[GOAL OF THE EXERCISE] Pull out every line in the data that has the string "INSTITUCIONAL" in it.

++++++++

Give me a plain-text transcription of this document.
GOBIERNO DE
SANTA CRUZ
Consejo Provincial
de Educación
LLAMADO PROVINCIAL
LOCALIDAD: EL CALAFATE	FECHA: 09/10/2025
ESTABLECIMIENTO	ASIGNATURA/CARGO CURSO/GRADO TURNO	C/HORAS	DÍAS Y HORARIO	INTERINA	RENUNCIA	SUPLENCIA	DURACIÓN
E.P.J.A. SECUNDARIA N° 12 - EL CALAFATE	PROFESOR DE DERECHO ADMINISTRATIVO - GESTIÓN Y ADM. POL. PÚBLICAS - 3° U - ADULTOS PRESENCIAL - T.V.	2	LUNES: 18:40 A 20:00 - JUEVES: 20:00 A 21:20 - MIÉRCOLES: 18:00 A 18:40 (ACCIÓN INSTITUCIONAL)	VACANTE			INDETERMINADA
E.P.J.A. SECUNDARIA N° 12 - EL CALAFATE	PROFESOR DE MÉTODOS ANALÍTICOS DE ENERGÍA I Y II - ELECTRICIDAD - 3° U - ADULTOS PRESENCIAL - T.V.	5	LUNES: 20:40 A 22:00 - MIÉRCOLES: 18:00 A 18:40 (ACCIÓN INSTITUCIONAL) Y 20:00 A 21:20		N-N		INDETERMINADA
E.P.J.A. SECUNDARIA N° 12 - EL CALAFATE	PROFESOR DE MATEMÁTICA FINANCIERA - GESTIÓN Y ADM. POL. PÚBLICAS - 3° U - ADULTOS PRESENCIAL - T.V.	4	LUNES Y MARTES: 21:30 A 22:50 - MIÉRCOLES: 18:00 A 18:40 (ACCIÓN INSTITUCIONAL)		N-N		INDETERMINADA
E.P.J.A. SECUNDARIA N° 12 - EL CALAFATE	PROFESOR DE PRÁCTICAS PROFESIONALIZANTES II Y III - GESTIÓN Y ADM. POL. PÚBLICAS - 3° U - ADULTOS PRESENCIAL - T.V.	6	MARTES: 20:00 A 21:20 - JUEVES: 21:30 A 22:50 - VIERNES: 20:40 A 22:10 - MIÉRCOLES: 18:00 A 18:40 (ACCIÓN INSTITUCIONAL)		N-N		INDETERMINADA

++++++++

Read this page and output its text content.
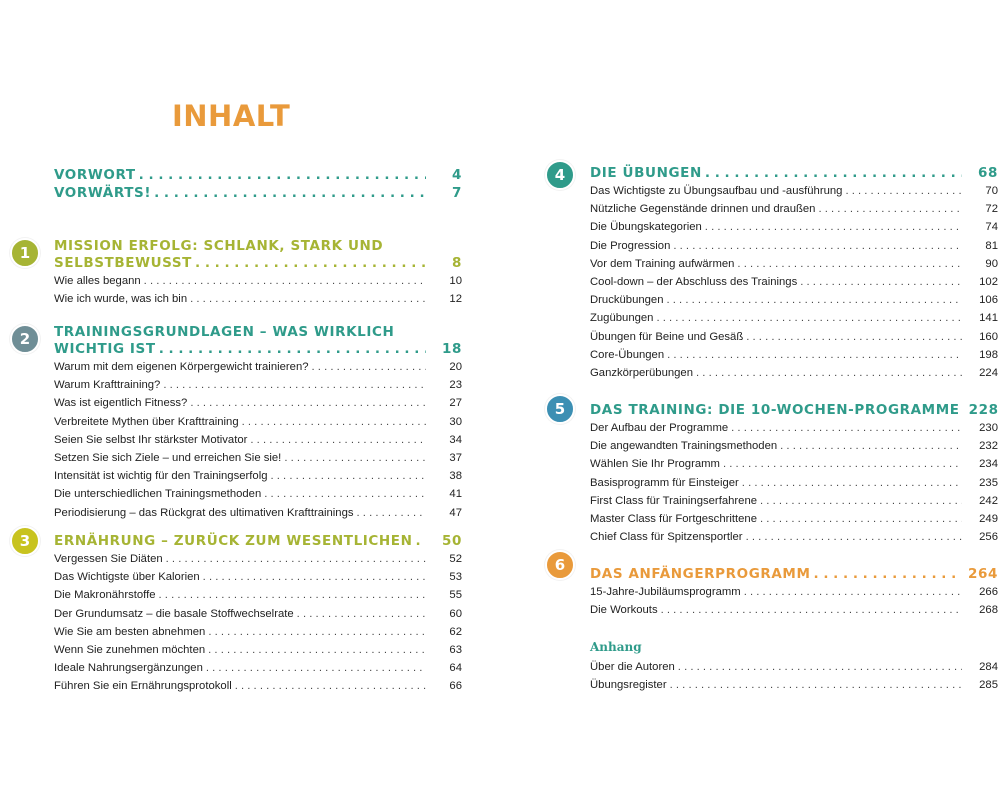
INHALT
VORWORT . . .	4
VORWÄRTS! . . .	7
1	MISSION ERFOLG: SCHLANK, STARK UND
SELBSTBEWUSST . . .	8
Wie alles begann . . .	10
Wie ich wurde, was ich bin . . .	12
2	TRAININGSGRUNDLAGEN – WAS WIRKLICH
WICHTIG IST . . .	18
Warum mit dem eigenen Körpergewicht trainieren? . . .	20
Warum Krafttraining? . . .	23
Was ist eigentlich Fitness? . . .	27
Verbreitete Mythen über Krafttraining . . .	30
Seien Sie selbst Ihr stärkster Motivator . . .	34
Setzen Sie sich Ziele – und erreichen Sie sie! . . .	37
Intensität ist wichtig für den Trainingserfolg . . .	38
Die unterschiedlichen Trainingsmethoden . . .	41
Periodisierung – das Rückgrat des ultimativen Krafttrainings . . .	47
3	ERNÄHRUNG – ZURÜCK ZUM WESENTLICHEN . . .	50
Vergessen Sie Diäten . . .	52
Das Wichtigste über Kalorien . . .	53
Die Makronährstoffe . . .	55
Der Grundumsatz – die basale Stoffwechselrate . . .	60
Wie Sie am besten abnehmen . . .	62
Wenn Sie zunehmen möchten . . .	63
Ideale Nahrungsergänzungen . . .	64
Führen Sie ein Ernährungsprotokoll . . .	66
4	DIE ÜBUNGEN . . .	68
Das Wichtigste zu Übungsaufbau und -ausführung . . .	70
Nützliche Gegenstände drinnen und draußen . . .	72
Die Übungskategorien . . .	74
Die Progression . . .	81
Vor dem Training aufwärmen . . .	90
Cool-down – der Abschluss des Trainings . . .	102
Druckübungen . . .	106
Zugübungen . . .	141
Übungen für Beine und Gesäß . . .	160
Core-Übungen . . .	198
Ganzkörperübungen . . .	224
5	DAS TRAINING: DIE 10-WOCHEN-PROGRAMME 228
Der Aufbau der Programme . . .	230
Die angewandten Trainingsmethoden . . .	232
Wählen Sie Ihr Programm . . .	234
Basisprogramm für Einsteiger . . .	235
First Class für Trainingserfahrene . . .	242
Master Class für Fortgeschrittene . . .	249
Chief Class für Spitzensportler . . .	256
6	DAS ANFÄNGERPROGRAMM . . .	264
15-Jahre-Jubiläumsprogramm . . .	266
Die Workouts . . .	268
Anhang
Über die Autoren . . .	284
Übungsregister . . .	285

++++++++

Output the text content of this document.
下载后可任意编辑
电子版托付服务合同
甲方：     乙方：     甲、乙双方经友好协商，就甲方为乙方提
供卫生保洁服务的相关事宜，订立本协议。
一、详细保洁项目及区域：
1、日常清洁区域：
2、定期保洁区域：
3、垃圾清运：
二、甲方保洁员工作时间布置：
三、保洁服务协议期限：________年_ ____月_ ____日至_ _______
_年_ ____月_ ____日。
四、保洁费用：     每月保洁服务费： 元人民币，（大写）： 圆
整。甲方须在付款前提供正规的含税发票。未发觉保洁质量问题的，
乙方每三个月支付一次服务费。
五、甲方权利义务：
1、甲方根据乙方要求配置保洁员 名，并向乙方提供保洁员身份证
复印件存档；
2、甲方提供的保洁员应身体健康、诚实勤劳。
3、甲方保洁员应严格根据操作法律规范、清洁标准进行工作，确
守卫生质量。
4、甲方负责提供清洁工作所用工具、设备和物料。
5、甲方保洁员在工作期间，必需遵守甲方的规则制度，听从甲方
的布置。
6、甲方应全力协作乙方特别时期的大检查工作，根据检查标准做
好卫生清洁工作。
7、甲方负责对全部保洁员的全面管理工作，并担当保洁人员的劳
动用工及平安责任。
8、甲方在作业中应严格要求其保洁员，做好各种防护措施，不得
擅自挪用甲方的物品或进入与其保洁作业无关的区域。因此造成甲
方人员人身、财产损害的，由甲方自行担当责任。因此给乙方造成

++++++++

[THE REPLY]
E.P.J.A. SECUNDARIA N° 12 - EL CALAFATE	PROFESOR DE DERECHO ADMINISTRATIVO - GESTIÓN Y ADM. POL. PÚBLICAS - 3° U - ADULTOS PRESENCIAL - T.V.	2	LUNES: 18:40 A 20:00 - JUEVES: 20:00 A 21:20 - MIÉRCOLES: 18:00 A 18:40 (ACCIÓN INSTITUCIONAL)	VACANTE			INDETERMINADA
E.P.J.A. SECUNDARIA N° 12 - EL CALAFATE	PROFESOR DE MÉTODOS ANALÍTICOS DE ENERGÍA I Y II - ELECTRICIDAD - 3° U - ADULTOS PRESENCIAL - T.V.	5	LUNES: 20:40 A 22:00 - MIÉRCOLES: 18:00 A 18:40 (ACCIÓN INSTITUCIONAL) Y 20:00 A 21:20		N-N		INDETERMINADA
E.P.J.A. SECUNDARIA N° 12 - EL CALAFATE	PROFESOR DE MATEMÁTICA FINANCIERA - GESTIÓN Y ADM. POL. PÚBLICAS - 3° U - ADULTOS PRESENCIAL - T.V.	4	LUNES Y MARTES: 21:30 A 22:50 - MIÉRCOLES: 18:00 A 18:40 (ACCIÓN INSTITUCIONAL)		N-N		INDETERMINADA
E.P.J.A. SECUNDARIA N° 12 - EL CALAFATE	PROFESOR DE PRÁCTICAS PROFESIONALIZANTES II Y III - GESTIÓN Y ADM. POL. PÚBLICAS - 3° U - ADULTOS PRESENCIAL - T.V.	6	MARTES: 20:00 A 21:20 - JUEVES: 21:30 A 22:50 - VIERNES: 20:40 A 22:10 - MIÉRCOLES: 18:00 A 18:40 (ACCIÓN INSTITUCIONAL)		N-N		INDETERMINADA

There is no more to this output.